>> BEGIN INFORMATION PROVIDED

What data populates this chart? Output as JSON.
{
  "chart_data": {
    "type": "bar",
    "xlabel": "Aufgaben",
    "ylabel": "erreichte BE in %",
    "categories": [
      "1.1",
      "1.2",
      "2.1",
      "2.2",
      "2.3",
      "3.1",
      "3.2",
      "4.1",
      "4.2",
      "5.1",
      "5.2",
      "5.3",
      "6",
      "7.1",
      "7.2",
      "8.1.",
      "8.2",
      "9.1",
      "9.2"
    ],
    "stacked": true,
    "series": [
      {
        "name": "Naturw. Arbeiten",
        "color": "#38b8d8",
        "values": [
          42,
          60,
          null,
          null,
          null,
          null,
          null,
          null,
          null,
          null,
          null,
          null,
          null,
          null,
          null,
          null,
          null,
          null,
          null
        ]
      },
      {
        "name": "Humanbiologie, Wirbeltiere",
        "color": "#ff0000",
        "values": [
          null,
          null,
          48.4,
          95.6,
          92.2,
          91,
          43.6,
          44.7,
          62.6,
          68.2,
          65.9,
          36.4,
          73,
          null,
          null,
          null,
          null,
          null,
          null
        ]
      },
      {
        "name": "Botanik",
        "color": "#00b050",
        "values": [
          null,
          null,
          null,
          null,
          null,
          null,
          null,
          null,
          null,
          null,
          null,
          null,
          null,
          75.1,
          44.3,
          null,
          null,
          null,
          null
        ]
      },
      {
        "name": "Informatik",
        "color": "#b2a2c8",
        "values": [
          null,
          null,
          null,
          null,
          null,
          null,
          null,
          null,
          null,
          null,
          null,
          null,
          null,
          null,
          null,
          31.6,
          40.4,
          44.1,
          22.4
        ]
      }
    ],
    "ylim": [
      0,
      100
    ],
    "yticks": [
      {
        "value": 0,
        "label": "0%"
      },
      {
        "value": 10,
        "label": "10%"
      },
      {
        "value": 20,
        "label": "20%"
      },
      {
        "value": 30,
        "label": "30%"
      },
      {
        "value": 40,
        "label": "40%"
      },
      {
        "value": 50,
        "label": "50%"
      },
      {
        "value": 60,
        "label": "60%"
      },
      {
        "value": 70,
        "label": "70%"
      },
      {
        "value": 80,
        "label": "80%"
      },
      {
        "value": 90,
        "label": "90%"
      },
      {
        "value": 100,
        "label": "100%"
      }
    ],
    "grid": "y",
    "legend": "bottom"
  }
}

>> END INFORMATION PROVIDED

*WRITTEN EXERCISE*.
Please restate the records in full, word for word.

*THE SOLUTION*.
What data populates this chart? Output as JSON.
{
  "chart_data": {
    "type": "bar",
    "xlabel": "Aufgaben",
    "ylabel": "erreichte BE in %",
    "categories": [
      "1.1",
      "1.2",
      "2.1",
      "2.2",
      "2.3",
      "3.1",
      "3.2",
      "4.1",
      "4.2",
      "5.1",
      "5.2",
      "5.3",
      "6",
      "7.1",
      "7.2",
      "8.1.",
      "8.2",
      "9.1",
      "9.2"
    ],
    "stacked": true,
    "series": [
      {
        "name": "Naturw. Arbeiten",
        "color": "#38b8d8",
        "values": [
          42,
          60,
          null,
          null,
          null,
          null,
          null,
          null,
          null,
          null,
          null,
          null,
          null,
          null,
          null,
          null,
          null,
          null,
          null
        ]
      },
      {
        "name": "Humanbiologie, Wirbeltiere",
        "color": "#ff0000",
        "values": [
          null,
          null,
          48.4,
          95.6,
          92.2,
          91,
          43.6,
          44.7,
          62.6,
          68.2,
          65.9,
          36.4,
          73,
          null,
          null,
          null,
          null,
          null,
          null
        ]
      },
      {
        "name": "Botanik",
        "color": "#00b050",
        "values": [
          null,
          null,
          null,
          null,
          null,
          null,
          null,
          null,
          null,
          null,
          null,
          null,
          null,
          75.1,
          44.3,
          null,
          null,
          null,
          null
        ]
      },
      {
        "name": "Informatik",
        "color": "#b2a2c8",
        "values": [
          null,
          null,
          null,
          null,
          null,
          null,
          null,
          null,
          null,
          null,
          null,
          null,
          null,
          null,
          null,
          31.6,
          40.4,
          44.1,
          22.4
        ]
      }
    ],
    "ylim": [
      0,
      100
    ],
    "yticks": [
      {
        "value": 0,
        "label": "0%"
      },
      {
        "value": 10,
        "label": "10%"
      },
      {
        "value": 20,
        "label": "20%"
      },
      {
        "value": 30,
        "label": "30%"
      },
      {
        "value": 40,
        "label": "40%"
      },
      {
        "value": 50,
        "label": "50%"
      },
      {
        "value": 60,
        "label": "60%"
      },
      {
        "value": 70,
        "label": "70%"
      },
      {
        "value": 80,
        "label": "80%"
      },
      {
        "value": 90,
        "label": "90%"
      },
      {
        "value": 100,
        "label": "100%"
      }
    ],
    "grid": "y",
    "legend": "bottom"
  }
}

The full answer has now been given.